--- Goal of the exercise ---
Determine how many lines of the entries contain "Selection". Reply with that number alone.

---------- Extracted information

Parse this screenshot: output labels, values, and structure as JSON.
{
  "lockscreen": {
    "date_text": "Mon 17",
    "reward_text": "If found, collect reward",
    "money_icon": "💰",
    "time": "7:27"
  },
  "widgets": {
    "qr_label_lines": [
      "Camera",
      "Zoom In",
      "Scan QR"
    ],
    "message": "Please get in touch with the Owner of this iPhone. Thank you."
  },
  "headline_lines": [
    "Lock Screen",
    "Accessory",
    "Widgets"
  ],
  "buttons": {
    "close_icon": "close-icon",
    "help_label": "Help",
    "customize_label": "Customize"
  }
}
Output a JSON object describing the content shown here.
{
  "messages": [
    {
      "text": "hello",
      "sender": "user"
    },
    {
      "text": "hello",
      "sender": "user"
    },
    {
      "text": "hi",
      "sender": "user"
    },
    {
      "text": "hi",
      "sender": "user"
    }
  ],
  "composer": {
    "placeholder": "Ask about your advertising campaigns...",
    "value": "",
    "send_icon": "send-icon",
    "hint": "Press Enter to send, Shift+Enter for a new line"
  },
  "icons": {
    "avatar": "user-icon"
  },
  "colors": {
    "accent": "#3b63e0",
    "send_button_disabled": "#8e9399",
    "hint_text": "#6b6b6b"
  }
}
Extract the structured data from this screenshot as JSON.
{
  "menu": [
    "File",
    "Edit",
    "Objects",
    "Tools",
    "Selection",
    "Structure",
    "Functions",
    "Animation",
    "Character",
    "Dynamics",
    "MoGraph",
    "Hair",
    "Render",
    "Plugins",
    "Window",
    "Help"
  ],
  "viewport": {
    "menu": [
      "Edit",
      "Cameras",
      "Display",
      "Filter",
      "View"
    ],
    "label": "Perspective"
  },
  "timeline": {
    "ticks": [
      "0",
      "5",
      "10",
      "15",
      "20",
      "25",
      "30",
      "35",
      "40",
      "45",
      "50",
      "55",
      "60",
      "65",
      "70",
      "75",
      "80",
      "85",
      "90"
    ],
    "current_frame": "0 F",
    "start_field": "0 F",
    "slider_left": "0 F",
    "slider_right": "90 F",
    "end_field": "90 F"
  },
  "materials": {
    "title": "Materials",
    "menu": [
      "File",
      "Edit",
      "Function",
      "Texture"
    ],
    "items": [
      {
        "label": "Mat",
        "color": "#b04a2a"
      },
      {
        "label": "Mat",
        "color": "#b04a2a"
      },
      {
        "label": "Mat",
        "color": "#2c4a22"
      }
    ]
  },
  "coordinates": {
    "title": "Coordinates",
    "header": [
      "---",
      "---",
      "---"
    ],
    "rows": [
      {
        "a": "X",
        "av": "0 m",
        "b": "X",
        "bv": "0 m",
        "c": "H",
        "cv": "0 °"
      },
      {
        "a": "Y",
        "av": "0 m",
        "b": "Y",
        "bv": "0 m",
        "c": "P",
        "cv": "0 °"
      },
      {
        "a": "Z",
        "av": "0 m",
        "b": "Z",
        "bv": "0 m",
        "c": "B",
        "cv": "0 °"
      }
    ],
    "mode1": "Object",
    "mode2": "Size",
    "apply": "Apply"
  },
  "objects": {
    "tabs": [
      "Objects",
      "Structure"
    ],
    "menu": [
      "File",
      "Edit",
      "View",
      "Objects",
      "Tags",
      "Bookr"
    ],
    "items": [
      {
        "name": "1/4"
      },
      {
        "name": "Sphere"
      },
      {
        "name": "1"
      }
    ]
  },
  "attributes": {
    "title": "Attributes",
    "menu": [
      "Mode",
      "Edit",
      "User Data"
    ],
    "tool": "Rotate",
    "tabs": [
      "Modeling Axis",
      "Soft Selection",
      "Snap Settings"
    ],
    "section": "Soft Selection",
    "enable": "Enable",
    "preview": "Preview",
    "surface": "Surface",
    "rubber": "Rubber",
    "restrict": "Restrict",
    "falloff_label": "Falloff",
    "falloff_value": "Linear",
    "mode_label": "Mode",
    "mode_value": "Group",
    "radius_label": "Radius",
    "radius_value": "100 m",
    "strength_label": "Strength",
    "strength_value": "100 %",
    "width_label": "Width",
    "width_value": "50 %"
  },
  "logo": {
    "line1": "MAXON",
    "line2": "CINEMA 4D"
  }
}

--------------------

--- Task solution ---
3